Go through the records and extract every line with the word "защите".

-- BEGIN Data for this task --

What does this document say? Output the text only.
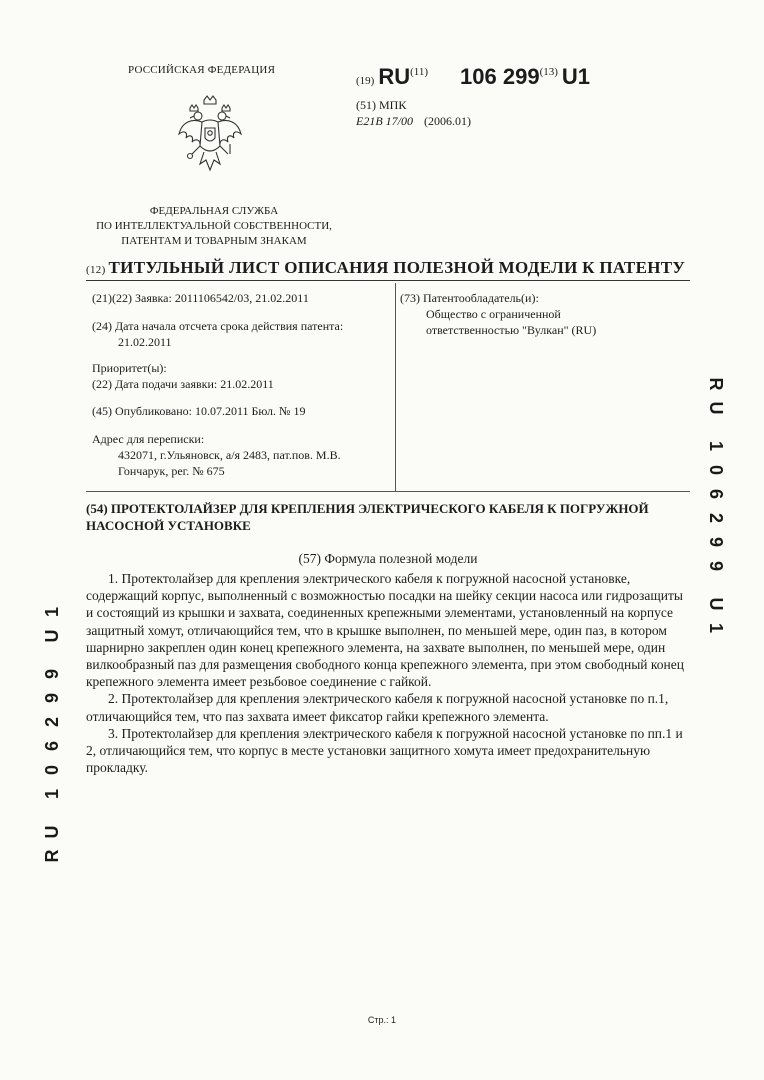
РОССИЙСКАЯ ФЕДЕРАЦИЯ
ФЕДЕРАЛЬНАЯ СЛУЖБА
ПО ИНТЕЛЛЕКТУАЛЬНОЙ СОБСТВЕННОСТИ,
ПАТЕНТАМ И ТОВАРНЫМ ЗНАКАМ
(19) RU$^{(11)}$ 106 299$^{(13)}$ U1
(51) МПК
E21B 17/00 (2006.01)
(12) ТИТУЛЬНЫЙ ЛИСТ ОПИСАНИЯ ПОЛЕЗНОЙ МОДЕЛИ К ПАТЕНТУ
(21)(22) Заявка: 2011106542/03, 21.02.2011
(24) Дата начала отсчета срока действия патента:
21.02.2011
Приоритет(ы):
(22) Дата подачи заявки: 21.02.2011
(45) Опубликовано: 10.07.2011 Бюл. № 19
Адрес для переписки:
432071, г.Ульяновск, а/я 2483, пат.пов. М.В.
Гончарук, рег. № 675
(73) Патентообладатель(и):
Общество с ограниченной
ответственностью "Вулкан" (RU)
(54) ПРОТЕКТОЛАЙЗЕР ДЛЯ КРЕПЛЕНИЯ ЭЛЕКТРИЧЕСКОГО КАБЕЛЯ К ПОГРУЖНОЙ
НАСОСНОЙ УСТАНОВКЕ
(57) Формула полезной модели

1. Протектолайзер для крепления электрического кабеля к погружной насосной установке, содержащий корпус, выполненный с возможностью посадки на шейку секции насоса или гидрозащиты и состоящий из крышки и захвата, соединенных крепежными элементами, установленный на корпусе защитный хомут, отличающийся тем, что в крышке выполнен, по меньшей мере, один паз, в котором шарнирно закреплен один конец крепежного элемента, на захвате выполнен, по меньшей мере, один вилкообразный паз для размещения свободного конца крепежного элемента, при этом свободный конец крепежного элемента имеет резьбовое соединение с гайкой.

2. Протектолайзер для крепления электрического кабеля к погружной насосной установке по п.1, отличающийся тем, что паз захвата имеет фиксатор гайки крепежного элемента.

3. Протектолайзер для крепления электрического кабеля к погружной насосной установке по пп.1 и 2, отличающийся тем, что корпус в месте установки защитного хомута имеет предохранительную прокладку.

R
U
1
0
6
2
9
9
U
1
1
U
9
9
2
6
0
1
U
R
Стр.: 1
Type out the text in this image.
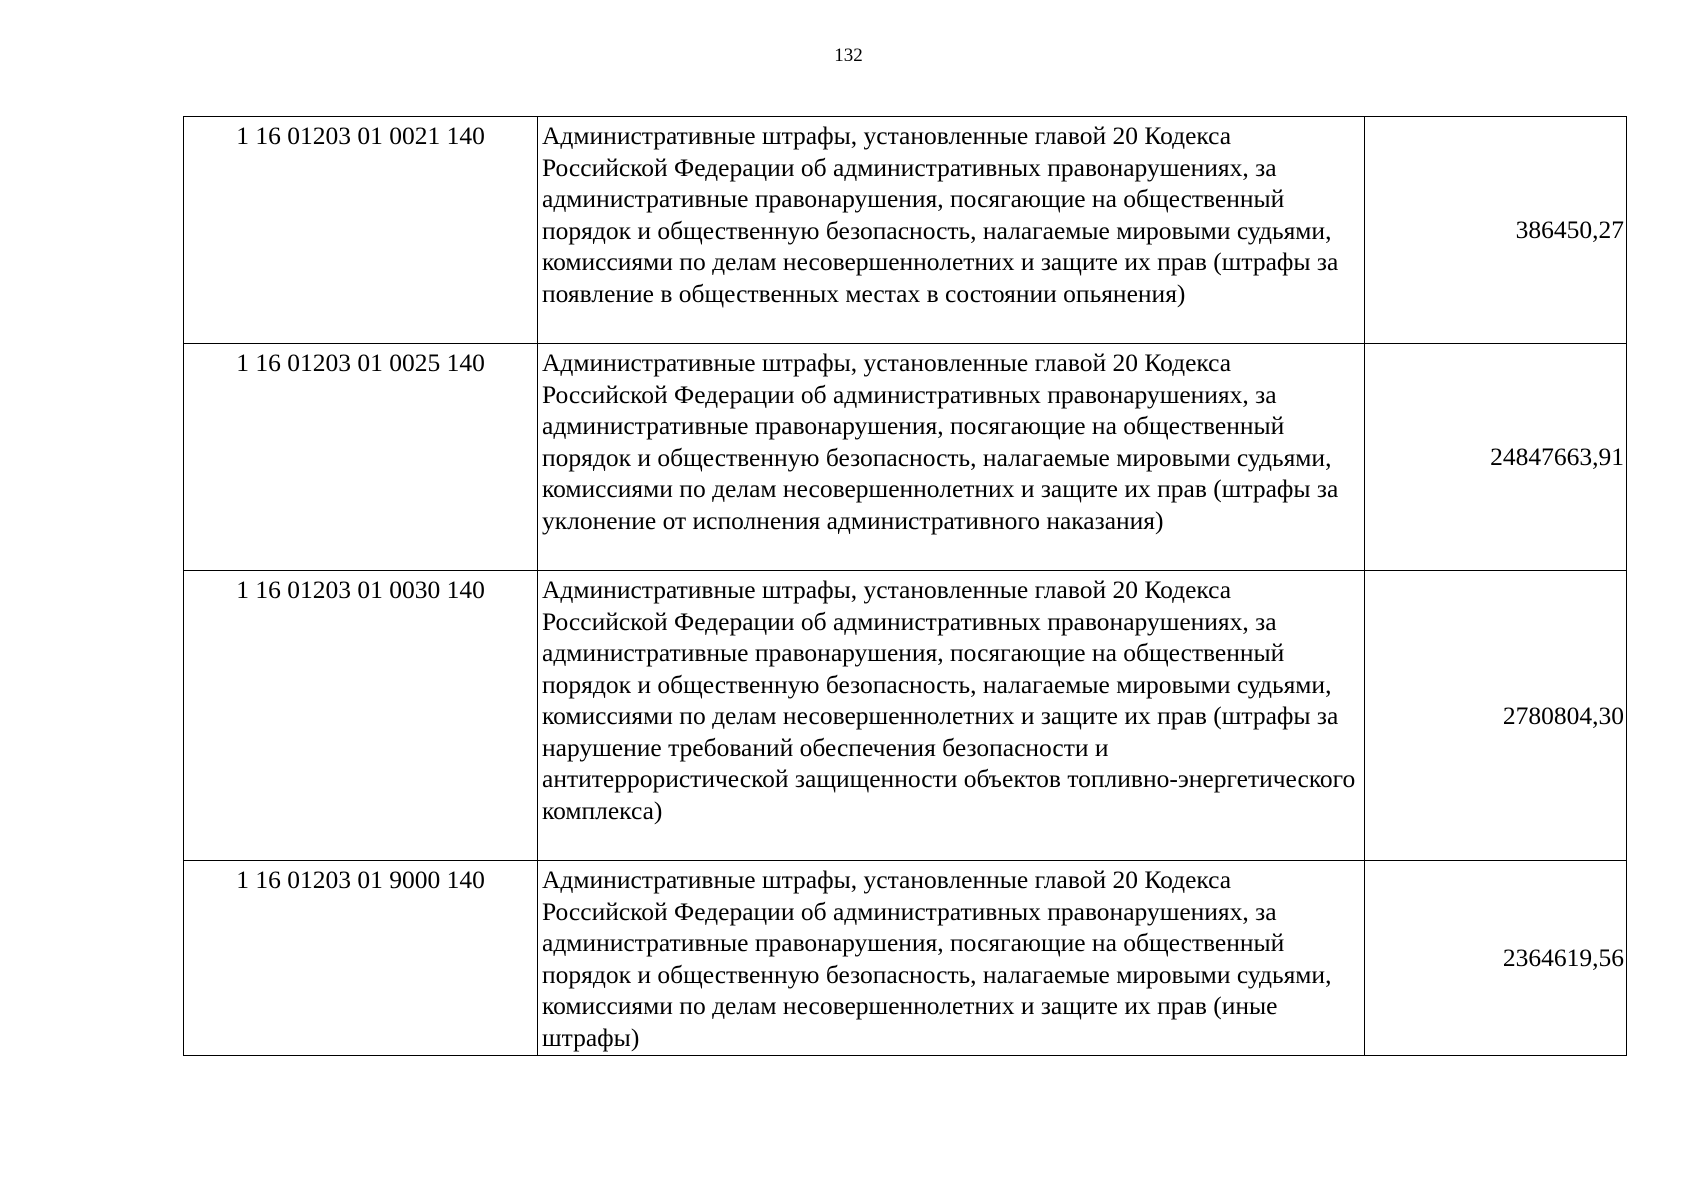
132
1 16 01203 01 0021 140	Административные штрафы, установленные главой 20 Кодекса Российской Федерации об административных правонарушениях, за административные правонарушения, посягающие на общественный порядок и общественную безопасность, налагаемые мировыми судьями, комиссиями по делам несовершеннолетних и защите их прав (штрафы за появление в общественных местах в состоянии опьянения)	386450,27
1 16 01203 01 0025 140	Административные штрафы, установленные главой 20 Кодекса Российской Федерации об административных правонарушениях, за административные правонарушения, посягающие на общественный порядок и общественную безопасность, налагаемые мировыми судьями, комиссиями по делам несовершеннолетних и защите их прав (штрафы за уклонение от исполнения административного наказания)	24847663,91
1 16 01203 01 0030 140	Административные штрафы, установленные главой 20 Кодекса Российской Федерации об административных правонарушениях, за административные правонарушения, посягающие на общественный порядок и общественную безопасность, налагаемые мировыми судьями, комиссиями по делам несовершеннолетних и защите их прав (штрафы за нарушение требований обеспечения безопасности и антитеррористической защищенности объектов топливно-энергетического комплекса)	2780804,30
1 16 01203 01 9000 140	Административные штрафы, установленные главой 20 Кодекса Российской Федерации об административных правонарушениях, за административные правонарушения, посягающие на общественный порядок и общественную безопасность, налагаемые мировыми судьями, комиссиями по делам несовершеннолетних и защите их прав (иные штрафы)	2364619,56
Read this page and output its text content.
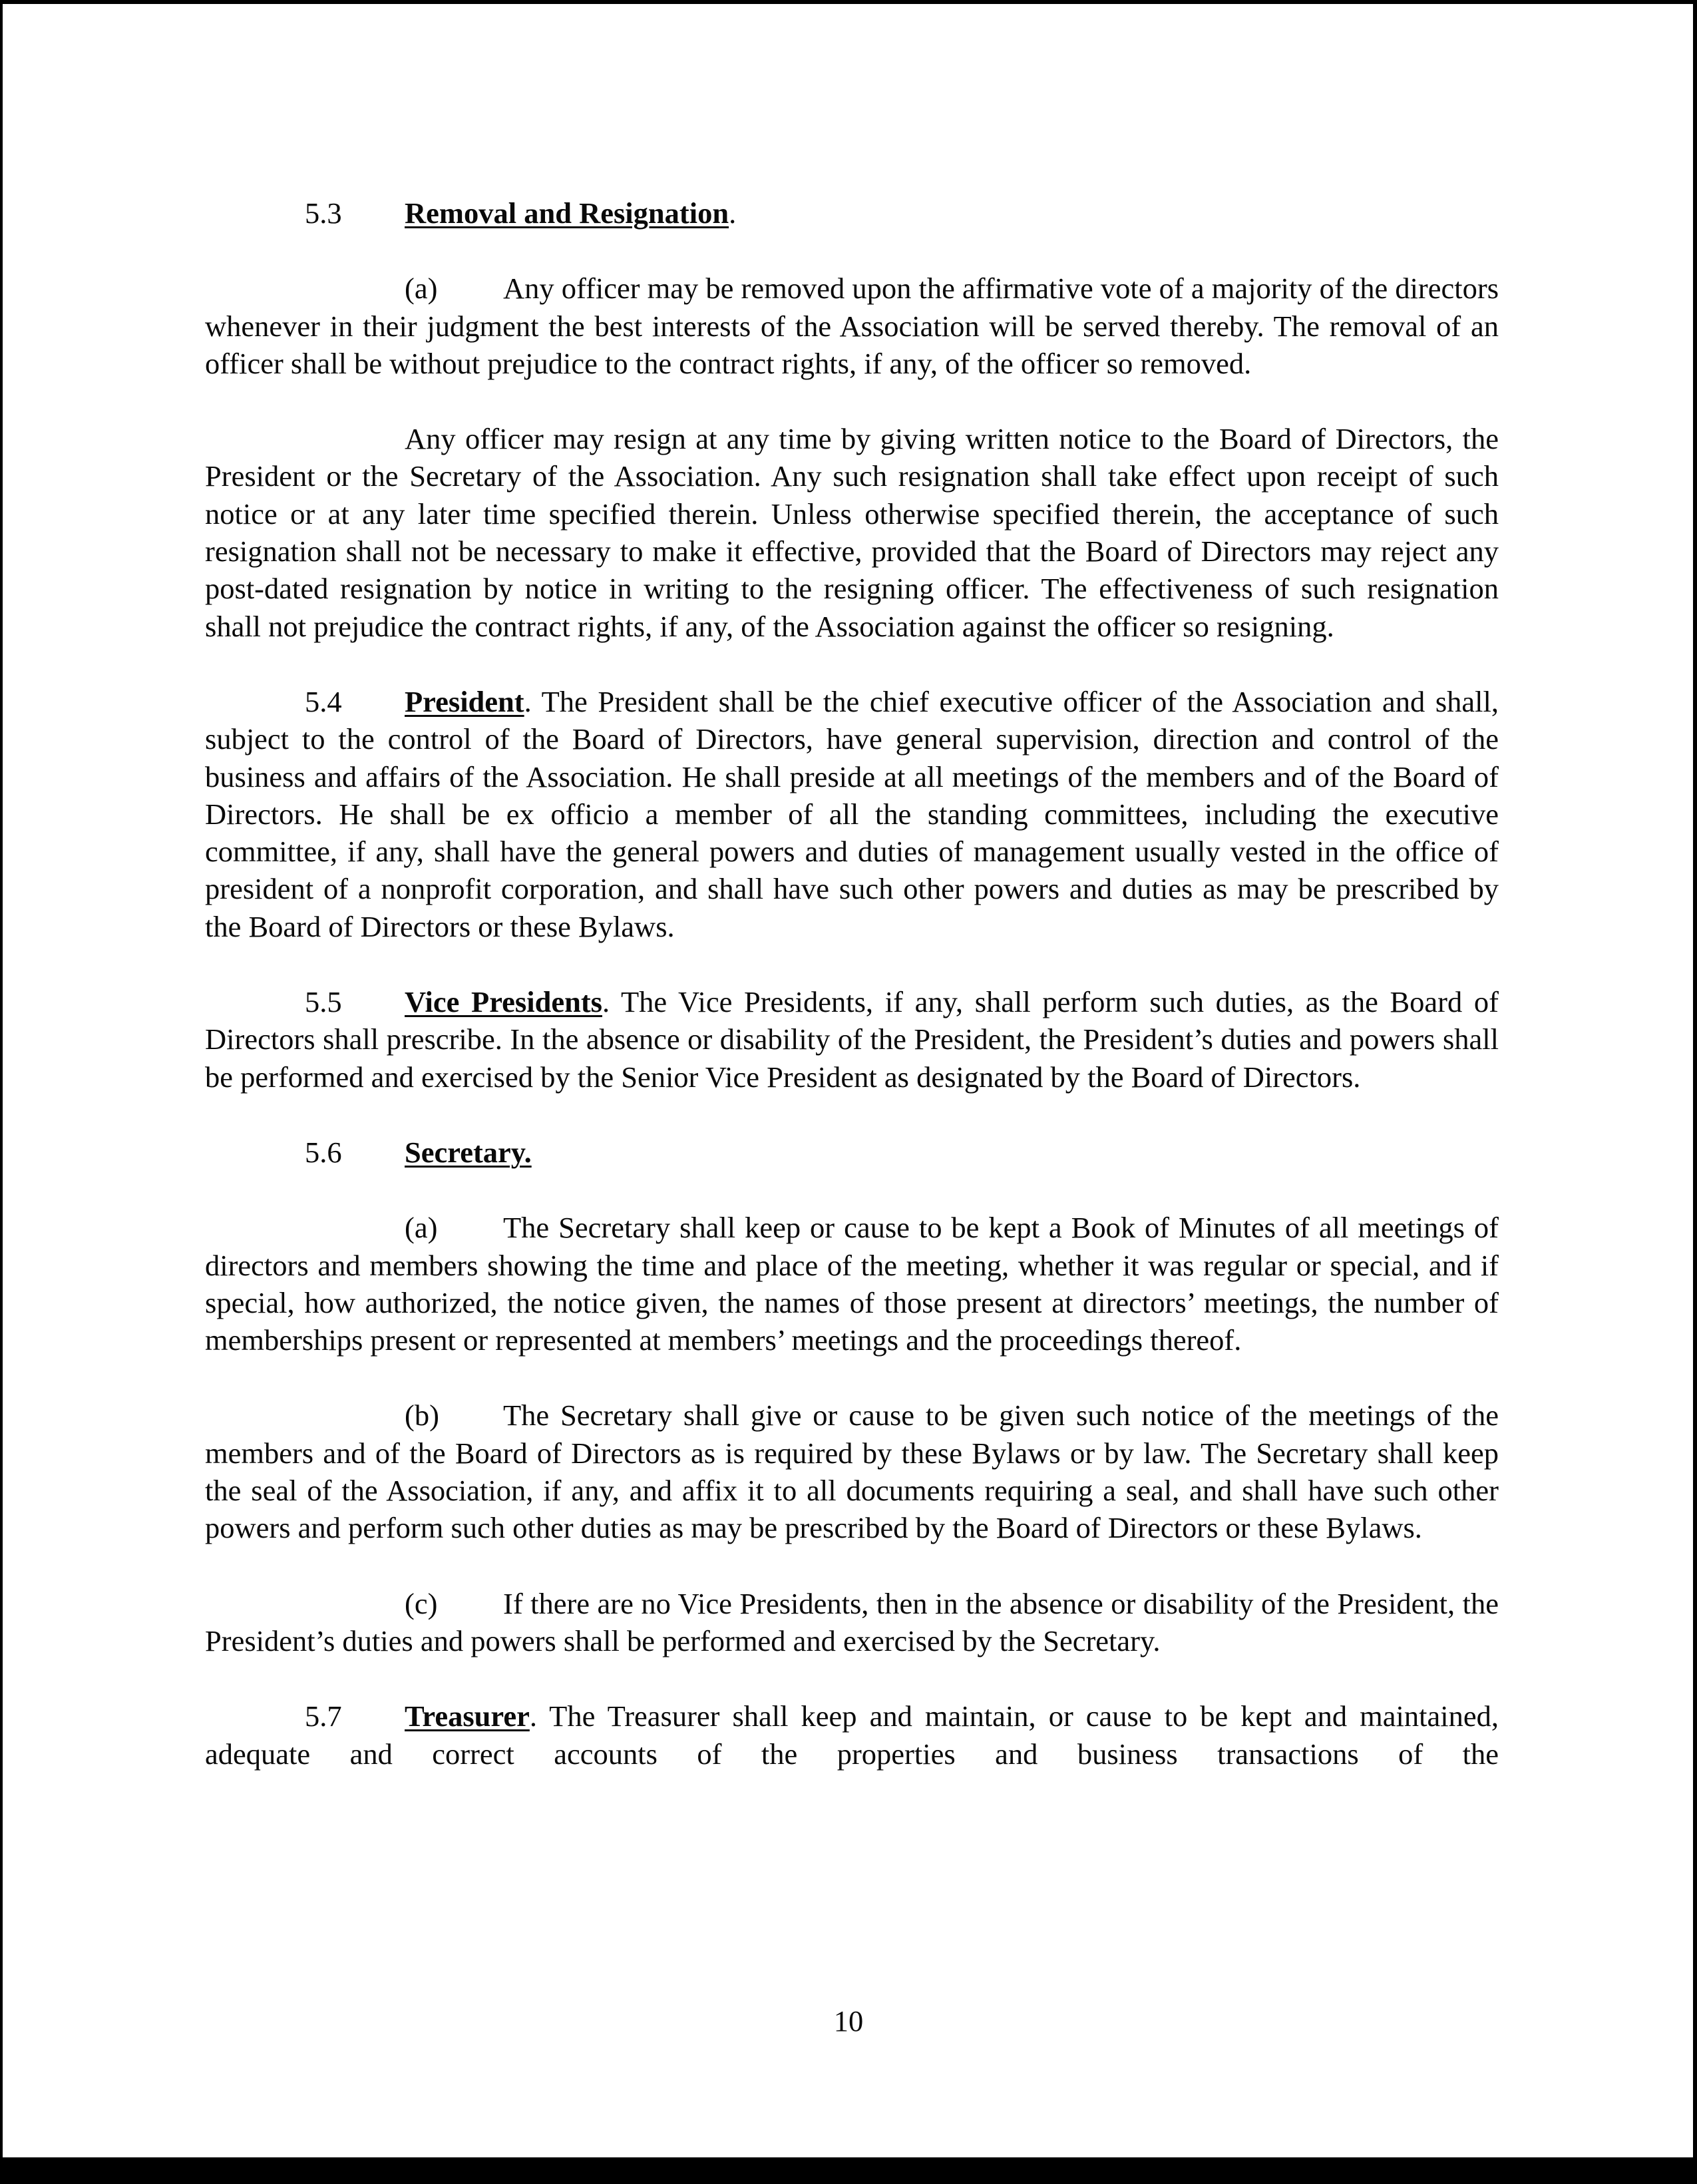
5.3 Removal and Resignation.

(a) Any officer may be removed upon the affirmative vote of a majority of the directors whenever in their judgment the best interests of the Association will be served thereby. The removal of an officer shall be without prejudice to the contract rights, if any, of the officer so removed.

Any officer may resign at any time by giving written notice to the Board of Directors, the President or the Secretary of the Association. Any such resignation shall take effect upon receipt of such notice or at any later time specified therein. Unless otherwise specified therein, the acceptance of such resignation shall not be necessary to make it effective, provided that the Board of Directors may reject any post-dated resignation by notice in writing to the resigning officer. The effectiveness of such resignation shall not prejudice the contract rights, if any, of the Association against the officer so resigning.

5.4 President. The President shall be the chief executive officer of the Association and shall, subject to the control of the Board of Directors, have general supervision, direction and control of the business and affairs of the Association. He shall preside at all meetings of the members and of the Board of Directors. He shall be ex officio a member of all the standing committees, including the executive committee, if any, shall have the general powers and duties of management usually vested in the office of president of a nonprofit corporation, and shall have such other powers and duties as may be prescribed by the Board of Directors or these Bylaws.

5.5 Vice Presidents. The Vice Presidents, if any, shall perform such duties, as the Board of Directors shall prescribe. In the absence or disability of the President, the President’s duties and powers shall be performed and exercised by the Senior Vice President as designated by the Board of Directors.

5.6 Secretary.

(a) The Secretary shall keep or cause to be kept a Book of Minutes of all meetings of directors and members showing the time and place of the meeting, whether it was regular or special, and if special, how authorized, the notice given, the names of those present at directors’ meetings, the number of memberships present or represented at members’ meetings and the proceedings thereof.

(b) The Secretary shall give or cause to be given such notice of the meetings of the members and of the Board of Directors as is required by these Bylaws or by law. The Secretary shall keep the seal of the Association, if any, and affix it to all documents requiring a seal, and shall have such other powers and perform such other duties as may be prescribed by the Board of Directors or these Bylaws.

(c) If there are no Vice Presidents, then in the absence or disability of the President, the President’s duties and powers shall be performed and exercised by the Secretary.

5.7 Treasurer. The Treasurer shall keep and maintain, or cause to be kept and maintained, adequate and correct accounts of the properties and business transactions of the

10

-- END Data for this task --

● **Exercise solution**
1 16 01203 01 0021 140	Административные штрафы, установленные главой 20 Кодекса Российской Федерации об административных правонарушениях, за административные правонарушения, посягающие на общественный порядок и общественную безопасность, налагаемые мировыми судьями, комиссиями по делам несовершеннолетних и защите их прав (штрафы за появление в общественных местах в состоянии опьянения)	386450,27
1 16 01203 01 0025 140	Административные штрафы, установленные главой 20 Кодекса Российской Федерации об административных правонарушениях, за административные правонарушения, посягающие на общественный порядок и общественную безопасность, налагаемые мировыми судьями, комиссиями по делам несовершеннолетних и защите их прав (штрафы за уклонение от исполнения административного наказания)	24847663,91
1 16 01203 01 0030 140	Административные штрафы, установленные главой 20 Кодекса Российской Федерации об административных правонарушениях, за административные правонарушения, посягающие на общественный порядок и общественную безопасность, налагаемые мировыми судьями, комиссиями по делам несовершеннолетних и защите их прав (штрафы за нарушение требований обеспечения безопасности и антитеррористической защищенности объектов топливно-энергетического комплекса)	2780804,30
1 16 01203 01 9000 140	Административные штрафы, установленные главой 20 Кодекса Российской Федерации об административных правонарушениях, за административные правонарушения, посягающие на общественный порядок и общественную безопасность, налагаемые мировыми судьями, комиссиями по делам несовершеннолетних и защите их прав (иные штрафы)	2364619,56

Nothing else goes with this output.